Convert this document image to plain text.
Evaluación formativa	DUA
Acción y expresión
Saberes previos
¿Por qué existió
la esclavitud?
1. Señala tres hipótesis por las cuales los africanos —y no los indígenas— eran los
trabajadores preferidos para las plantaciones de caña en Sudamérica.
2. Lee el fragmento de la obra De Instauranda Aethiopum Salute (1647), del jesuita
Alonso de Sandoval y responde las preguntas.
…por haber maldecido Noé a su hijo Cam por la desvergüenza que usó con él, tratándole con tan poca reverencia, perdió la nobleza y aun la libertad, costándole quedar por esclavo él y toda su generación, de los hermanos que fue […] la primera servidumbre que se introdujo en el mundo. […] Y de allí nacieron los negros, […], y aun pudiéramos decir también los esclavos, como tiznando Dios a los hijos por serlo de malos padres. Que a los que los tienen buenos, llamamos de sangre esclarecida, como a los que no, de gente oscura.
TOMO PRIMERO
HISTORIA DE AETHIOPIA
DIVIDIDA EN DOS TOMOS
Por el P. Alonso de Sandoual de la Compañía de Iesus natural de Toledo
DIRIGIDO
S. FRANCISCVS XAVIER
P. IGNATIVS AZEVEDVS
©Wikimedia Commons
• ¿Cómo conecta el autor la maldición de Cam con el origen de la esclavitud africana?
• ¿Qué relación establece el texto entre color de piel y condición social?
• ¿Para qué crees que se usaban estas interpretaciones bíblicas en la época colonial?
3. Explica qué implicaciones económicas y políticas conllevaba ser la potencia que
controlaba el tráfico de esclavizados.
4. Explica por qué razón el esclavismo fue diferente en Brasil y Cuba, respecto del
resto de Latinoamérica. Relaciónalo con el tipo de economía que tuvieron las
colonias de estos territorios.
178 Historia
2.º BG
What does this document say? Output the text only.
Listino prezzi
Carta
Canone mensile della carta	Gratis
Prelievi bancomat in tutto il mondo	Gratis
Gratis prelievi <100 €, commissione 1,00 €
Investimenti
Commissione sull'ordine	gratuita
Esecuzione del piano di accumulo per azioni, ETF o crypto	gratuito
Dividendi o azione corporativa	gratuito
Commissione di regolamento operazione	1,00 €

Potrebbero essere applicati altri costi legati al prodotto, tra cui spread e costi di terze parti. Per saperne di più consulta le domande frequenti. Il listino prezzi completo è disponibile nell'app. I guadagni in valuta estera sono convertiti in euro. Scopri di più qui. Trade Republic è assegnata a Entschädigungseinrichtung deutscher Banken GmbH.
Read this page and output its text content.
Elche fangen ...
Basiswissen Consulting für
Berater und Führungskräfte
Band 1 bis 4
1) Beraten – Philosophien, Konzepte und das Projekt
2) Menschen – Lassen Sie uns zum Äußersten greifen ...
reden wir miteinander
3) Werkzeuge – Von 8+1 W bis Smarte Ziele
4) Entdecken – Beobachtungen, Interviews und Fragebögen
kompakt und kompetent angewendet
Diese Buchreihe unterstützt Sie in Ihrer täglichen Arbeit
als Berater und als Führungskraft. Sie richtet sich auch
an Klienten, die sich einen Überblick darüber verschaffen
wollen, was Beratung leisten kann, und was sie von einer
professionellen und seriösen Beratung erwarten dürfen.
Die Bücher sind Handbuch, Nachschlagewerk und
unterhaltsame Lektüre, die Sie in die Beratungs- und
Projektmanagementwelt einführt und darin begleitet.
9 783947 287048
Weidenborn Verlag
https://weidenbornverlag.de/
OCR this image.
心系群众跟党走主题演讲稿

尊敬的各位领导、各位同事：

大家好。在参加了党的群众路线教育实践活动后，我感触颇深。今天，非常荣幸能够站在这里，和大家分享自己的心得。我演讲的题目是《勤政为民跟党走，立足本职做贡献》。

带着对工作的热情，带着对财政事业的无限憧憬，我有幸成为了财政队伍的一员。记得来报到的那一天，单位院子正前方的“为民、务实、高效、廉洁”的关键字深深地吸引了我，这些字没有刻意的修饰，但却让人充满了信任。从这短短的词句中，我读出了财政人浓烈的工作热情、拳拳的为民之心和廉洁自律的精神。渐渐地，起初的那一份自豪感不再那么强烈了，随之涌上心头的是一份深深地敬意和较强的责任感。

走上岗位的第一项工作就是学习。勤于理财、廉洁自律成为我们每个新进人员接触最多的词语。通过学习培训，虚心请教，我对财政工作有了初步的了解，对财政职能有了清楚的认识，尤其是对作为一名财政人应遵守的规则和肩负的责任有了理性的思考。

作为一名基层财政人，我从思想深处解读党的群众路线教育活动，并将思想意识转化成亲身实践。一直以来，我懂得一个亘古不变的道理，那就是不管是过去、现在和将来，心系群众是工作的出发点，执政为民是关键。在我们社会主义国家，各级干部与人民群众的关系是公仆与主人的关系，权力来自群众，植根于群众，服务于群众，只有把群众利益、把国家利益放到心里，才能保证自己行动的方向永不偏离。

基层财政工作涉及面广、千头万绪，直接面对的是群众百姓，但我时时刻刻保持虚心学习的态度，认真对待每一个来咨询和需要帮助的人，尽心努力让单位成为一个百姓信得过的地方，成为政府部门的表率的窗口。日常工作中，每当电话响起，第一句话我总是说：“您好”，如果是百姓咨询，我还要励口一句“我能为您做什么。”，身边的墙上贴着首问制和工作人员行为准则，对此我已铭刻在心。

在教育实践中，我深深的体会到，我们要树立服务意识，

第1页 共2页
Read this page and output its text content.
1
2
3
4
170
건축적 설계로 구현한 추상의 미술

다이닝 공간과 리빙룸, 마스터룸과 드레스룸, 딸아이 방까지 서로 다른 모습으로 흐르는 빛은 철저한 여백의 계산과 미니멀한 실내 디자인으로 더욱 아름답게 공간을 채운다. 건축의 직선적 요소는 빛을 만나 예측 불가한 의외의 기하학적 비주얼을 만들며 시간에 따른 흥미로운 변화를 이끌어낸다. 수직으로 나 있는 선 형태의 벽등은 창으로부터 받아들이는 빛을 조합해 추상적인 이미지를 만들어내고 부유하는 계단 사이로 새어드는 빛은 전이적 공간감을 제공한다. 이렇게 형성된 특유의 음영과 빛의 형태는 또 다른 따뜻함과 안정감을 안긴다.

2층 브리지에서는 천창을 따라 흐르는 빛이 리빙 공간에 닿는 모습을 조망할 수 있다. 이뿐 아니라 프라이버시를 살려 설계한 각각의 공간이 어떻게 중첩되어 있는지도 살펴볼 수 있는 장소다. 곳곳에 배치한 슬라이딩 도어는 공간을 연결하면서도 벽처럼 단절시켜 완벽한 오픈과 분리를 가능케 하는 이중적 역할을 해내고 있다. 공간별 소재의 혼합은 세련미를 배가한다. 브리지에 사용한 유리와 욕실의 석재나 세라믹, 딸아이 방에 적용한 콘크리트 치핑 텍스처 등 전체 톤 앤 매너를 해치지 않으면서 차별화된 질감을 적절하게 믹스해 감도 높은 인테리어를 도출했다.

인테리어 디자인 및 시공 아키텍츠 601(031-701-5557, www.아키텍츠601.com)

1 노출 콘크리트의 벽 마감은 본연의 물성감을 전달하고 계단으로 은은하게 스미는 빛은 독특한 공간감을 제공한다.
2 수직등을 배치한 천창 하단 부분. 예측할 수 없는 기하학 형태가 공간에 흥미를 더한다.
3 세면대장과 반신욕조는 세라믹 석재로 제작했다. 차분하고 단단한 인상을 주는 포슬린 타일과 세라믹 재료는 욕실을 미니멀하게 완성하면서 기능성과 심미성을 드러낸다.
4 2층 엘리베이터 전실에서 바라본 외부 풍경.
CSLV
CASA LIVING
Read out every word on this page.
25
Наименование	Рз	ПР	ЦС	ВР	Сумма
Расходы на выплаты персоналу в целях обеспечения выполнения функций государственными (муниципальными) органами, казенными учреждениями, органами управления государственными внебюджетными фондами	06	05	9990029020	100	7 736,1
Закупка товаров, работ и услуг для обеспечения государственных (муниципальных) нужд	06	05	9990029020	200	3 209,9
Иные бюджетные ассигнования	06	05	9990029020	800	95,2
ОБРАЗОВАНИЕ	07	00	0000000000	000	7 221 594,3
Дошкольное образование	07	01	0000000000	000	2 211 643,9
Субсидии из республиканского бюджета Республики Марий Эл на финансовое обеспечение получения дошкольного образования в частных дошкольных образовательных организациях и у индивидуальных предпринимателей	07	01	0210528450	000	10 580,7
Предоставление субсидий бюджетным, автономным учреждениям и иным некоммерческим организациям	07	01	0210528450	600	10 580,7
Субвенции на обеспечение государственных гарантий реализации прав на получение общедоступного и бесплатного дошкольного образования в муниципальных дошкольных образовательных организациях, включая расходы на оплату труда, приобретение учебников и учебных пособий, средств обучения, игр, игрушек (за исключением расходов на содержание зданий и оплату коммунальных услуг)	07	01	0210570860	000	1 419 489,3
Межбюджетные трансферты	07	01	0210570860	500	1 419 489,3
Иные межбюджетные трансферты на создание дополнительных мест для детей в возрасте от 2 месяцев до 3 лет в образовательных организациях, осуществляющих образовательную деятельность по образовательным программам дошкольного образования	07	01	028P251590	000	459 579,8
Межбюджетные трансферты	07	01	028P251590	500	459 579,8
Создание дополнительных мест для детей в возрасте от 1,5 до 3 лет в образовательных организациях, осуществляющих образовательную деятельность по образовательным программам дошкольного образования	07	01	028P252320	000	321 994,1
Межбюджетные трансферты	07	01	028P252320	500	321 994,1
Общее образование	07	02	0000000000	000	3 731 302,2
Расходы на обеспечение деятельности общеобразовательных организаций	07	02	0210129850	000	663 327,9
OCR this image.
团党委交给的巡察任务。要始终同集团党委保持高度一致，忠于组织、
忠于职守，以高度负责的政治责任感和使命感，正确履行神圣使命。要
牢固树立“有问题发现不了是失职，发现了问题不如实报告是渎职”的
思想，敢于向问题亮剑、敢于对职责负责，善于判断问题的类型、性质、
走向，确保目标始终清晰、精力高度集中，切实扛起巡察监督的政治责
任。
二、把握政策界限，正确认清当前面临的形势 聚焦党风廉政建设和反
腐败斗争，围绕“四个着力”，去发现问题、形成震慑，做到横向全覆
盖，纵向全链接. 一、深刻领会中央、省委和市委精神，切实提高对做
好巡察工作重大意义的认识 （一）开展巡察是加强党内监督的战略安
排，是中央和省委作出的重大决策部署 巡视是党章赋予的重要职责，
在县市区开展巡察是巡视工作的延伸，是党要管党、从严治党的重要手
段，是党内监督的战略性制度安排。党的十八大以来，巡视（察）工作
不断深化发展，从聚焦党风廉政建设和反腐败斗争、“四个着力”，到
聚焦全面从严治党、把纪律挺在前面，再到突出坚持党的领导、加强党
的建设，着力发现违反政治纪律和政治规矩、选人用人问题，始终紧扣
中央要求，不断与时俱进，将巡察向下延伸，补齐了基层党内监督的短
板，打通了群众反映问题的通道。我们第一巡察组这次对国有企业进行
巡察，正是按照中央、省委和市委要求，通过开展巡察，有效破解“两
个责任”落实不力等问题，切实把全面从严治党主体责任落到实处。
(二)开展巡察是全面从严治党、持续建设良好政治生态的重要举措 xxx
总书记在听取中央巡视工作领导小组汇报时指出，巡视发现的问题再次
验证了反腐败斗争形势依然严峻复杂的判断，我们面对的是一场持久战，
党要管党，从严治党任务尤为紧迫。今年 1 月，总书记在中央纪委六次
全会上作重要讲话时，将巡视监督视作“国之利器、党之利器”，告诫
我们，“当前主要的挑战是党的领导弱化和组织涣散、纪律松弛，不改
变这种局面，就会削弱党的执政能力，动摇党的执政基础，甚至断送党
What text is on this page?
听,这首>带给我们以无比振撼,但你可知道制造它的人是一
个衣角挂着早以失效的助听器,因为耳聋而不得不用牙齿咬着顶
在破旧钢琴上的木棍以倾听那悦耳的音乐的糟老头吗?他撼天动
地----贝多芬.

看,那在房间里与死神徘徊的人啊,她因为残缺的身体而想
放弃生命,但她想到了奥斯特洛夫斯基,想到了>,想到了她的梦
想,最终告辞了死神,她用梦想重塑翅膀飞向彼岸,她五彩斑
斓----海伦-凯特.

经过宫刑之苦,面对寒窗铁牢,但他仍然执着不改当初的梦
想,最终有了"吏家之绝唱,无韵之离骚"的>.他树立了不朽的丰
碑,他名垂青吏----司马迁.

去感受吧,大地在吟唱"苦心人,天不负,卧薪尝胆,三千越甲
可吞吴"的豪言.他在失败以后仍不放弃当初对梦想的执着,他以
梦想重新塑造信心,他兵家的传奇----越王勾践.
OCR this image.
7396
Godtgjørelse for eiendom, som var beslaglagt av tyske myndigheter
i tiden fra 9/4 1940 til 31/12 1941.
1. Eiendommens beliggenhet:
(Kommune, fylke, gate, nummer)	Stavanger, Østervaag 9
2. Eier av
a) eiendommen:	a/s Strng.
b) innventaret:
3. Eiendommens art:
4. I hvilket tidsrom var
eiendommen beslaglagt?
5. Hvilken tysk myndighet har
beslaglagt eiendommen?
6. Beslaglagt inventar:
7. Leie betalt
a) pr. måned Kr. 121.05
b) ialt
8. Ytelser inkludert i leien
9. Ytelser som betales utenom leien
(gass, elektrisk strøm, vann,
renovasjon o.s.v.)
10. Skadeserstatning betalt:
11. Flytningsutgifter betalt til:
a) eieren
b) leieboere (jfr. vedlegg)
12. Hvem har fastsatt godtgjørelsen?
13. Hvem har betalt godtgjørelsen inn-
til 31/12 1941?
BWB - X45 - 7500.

_Direction_:
The answer is a single number: how many lines include the word "Explica"?

_Task answer_:
2